By the end of November 1992 the University of Arizona architecture students began hands-on work to clean up the house. A group led by noted designer and UA architecture student, Rameen Ahmed, asked the Board of Supervisors for a 180-day stay of demolition. Again the house was spared, and the students and the UA were given 180 days to set up a conservancy and begin raising funds. The group partnered with the Southwest Center at the UA and began fundraising.

The group signed an agreement in December 1992 with the County which established benchmarks but provided no other support, funding or access. In June the conservancy group received a $25,000.00 state grant but required the county to sign a 10-year conservation easement. by July 1995 detractors including Carol Klamerus president of the Tucson Mountains Association speaking to reporters said, "We feel it’s better to get rid of this eyesore before someone ends up getting killed out there." Raul Grijalva pushed for demolition saying, "Their time has run out."

==Demolition==

In August 1995 the Tucson Citizen editorial board led by C. Donald Hatfield, Mark Kimble, Jill Blondin, and Richardo Pimentel published a scathing opinion calling the house a toilet and advocating for its destruction.

Pima County, though total and systemic neglect, had from the time of purchase stopped all maintenance and security of the site allowing it to be damaged and extensively vandalized. Advocates felt that the County administration had done every thing possible to undermine the success of saving the landmark. Raul Grijalva, serving as Pima County Supervisor, worked to have the house demolished in 1995. In 1998, Pima County administrator Chuck Huckelberry recommended the demolition of the cultural resource and Grijalva voted to destroy the house. Grijalva was quoted at the time in the local papers that demolition "is the best thing for the property." On June 2, 1998, the Pima County Board of Supervisors voted to raze the house. Before the end of the month the Pima County spent close to half of the original restoration estimates to raze it.

DATASET —
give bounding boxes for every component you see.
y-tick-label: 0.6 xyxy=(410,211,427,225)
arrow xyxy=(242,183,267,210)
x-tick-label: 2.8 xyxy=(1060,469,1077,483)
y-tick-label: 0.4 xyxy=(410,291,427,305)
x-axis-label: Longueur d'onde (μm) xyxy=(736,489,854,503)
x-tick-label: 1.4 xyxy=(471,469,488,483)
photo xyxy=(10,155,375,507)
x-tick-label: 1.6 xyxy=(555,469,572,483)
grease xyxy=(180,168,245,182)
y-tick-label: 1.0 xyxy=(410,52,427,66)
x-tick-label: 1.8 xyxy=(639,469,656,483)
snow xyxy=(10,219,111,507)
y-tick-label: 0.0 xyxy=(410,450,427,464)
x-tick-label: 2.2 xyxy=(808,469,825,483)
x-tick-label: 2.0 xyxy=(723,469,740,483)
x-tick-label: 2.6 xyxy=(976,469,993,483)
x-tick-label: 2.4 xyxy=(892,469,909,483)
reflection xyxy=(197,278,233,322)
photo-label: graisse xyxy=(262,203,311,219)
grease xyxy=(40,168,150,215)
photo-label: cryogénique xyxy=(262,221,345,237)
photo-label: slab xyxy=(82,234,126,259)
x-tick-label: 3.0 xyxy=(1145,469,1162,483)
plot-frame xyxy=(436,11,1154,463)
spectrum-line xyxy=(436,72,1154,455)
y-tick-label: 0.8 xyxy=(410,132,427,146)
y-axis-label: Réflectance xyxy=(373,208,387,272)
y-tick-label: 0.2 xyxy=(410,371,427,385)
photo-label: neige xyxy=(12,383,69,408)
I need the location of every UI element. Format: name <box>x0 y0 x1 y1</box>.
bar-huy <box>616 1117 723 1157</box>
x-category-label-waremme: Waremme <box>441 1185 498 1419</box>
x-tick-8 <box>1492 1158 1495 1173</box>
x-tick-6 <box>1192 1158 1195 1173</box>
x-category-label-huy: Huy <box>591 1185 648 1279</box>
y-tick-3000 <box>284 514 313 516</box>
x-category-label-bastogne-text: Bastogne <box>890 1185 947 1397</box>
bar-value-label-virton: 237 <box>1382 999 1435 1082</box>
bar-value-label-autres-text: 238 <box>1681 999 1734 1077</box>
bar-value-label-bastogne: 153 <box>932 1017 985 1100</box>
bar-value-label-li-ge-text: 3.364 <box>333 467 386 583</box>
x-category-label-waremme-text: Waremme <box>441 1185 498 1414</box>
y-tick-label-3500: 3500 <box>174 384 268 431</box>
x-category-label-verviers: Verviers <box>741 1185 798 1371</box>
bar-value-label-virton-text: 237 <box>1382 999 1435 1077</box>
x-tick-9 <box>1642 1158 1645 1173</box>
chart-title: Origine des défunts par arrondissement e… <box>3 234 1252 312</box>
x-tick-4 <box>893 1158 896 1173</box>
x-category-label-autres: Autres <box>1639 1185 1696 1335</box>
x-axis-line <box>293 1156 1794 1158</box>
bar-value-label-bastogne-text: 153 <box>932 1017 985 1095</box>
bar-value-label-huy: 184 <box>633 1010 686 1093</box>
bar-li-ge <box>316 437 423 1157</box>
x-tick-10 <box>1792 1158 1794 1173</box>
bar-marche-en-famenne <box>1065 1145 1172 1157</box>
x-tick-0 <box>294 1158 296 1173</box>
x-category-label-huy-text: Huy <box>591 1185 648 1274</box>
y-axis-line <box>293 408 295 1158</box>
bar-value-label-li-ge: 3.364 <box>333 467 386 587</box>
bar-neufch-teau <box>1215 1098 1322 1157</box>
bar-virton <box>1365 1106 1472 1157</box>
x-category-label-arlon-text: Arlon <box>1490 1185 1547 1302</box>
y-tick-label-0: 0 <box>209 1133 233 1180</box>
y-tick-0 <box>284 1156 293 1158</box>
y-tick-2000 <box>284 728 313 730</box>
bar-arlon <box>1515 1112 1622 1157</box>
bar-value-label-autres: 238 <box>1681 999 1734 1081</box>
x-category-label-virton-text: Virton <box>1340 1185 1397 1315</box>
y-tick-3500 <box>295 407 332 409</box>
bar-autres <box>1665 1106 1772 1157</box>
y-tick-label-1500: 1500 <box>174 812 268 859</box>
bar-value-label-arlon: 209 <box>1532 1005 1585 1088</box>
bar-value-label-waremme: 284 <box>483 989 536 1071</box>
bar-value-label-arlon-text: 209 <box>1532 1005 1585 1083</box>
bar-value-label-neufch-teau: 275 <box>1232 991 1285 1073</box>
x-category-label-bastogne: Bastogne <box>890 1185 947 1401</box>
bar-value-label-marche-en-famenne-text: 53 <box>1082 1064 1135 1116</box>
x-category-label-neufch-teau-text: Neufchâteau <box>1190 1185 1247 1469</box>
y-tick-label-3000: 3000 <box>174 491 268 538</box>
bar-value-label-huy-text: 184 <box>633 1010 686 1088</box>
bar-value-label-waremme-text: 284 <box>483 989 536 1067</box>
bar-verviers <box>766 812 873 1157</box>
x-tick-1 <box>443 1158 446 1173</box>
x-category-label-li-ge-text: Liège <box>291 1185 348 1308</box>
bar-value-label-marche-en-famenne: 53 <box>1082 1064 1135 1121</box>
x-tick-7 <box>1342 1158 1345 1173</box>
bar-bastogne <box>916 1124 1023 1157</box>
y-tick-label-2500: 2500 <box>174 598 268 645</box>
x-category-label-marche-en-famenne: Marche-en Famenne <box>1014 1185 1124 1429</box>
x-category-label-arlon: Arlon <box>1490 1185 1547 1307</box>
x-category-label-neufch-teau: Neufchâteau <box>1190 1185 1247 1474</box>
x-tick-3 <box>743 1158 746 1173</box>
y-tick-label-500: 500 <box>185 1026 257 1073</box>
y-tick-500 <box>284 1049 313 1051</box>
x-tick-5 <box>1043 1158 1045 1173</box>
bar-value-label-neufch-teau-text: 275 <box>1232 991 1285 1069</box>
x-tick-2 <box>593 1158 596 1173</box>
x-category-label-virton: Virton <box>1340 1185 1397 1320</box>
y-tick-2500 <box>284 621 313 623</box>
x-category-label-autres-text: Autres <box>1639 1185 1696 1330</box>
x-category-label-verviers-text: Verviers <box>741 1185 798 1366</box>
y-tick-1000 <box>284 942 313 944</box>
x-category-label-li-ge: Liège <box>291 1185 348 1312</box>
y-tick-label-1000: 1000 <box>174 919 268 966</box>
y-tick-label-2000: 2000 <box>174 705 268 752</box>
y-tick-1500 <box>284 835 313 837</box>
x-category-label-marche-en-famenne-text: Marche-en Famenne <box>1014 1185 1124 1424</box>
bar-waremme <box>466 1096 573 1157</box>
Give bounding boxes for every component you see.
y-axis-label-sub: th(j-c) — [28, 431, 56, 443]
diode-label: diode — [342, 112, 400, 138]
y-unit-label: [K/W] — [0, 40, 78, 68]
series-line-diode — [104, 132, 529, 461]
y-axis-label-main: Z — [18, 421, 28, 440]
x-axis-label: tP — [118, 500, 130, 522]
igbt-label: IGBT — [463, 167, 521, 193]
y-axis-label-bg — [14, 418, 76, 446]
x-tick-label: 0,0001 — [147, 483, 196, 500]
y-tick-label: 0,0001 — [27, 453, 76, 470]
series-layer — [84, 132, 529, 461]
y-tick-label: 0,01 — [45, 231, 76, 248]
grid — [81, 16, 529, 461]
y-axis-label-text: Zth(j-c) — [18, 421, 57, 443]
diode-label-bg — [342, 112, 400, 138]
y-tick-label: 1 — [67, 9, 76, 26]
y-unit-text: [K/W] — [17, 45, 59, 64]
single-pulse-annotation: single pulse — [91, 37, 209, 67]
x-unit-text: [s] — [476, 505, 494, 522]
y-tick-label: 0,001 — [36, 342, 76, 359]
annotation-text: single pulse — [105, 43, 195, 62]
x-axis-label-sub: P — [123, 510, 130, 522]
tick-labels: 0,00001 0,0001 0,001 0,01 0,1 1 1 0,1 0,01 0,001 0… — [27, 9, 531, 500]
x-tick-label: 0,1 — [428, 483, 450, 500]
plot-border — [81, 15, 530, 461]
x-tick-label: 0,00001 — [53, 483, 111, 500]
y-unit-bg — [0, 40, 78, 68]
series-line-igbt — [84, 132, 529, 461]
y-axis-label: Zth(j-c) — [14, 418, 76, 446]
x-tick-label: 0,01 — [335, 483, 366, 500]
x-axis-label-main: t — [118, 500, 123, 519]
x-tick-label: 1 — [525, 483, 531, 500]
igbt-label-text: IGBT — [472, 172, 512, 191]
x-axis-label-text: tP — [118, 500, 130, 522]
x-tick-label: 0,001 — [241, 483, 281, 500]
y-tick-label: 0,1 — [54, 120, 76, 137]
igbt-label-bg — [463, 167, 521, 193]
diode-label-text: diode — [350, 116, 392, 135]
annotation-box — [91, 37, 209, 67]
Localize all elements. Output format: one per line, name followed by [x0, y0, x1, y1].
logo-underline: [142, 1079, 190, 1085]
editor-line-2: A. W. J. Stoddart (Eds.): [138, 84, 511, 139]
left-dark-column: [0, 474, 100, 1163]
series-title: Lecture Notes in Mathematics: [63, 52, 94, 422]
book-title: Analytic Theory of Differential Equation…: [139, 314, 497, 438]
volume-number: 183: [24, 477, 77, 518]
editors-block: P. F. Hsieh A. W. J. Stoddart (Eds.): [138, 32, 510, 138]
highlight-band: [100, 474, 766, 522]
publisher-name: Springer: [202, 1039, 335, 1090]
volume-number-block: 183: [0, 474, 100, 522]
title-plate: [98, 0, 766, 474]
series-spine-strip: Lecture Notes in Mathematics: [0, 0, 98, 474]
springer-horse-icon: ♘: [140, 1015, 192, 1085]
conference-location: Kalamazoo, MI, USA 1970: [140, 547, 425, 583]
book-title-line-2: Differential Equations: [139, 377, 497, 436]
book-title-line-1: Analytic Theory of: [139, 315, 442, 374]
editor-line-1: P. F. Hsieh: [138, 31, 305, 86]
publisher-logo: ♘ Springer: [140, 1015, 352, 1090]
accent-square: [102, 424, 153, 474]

INSTRUCTIONS FOR THE TASK — Copy out the passage about the fight to save the house, starting at "The group signed" and ending at "for its destruction.", but swap "editorial board" for "editorial staff".

PROBLEM SOLUTION —
The group signed an agreement in December 1992 with the County which established benchmarks but provided no other support, funding or access. In June the conservancy group received a $25,000.00 state grant but required the county to sign a 10-year conservation easement. by July 1995 detractors including Carol Klamerus president of the Tucson Mountains Association speaking to reporters said, "We feel it’s better to get rid of this eyesore before someone ends up getting killed out there." Raul Grijalva pushed for demolition saying, "Their time has run out."

==Demolition==

In August 1995 the Tucson Citizen editorial staff led by C. Donald Hatfield, Mark Kimble, Jill Blondin, and Richardo Pimentel published a scathing opinion calling the house a toilet and advocating for its destruction.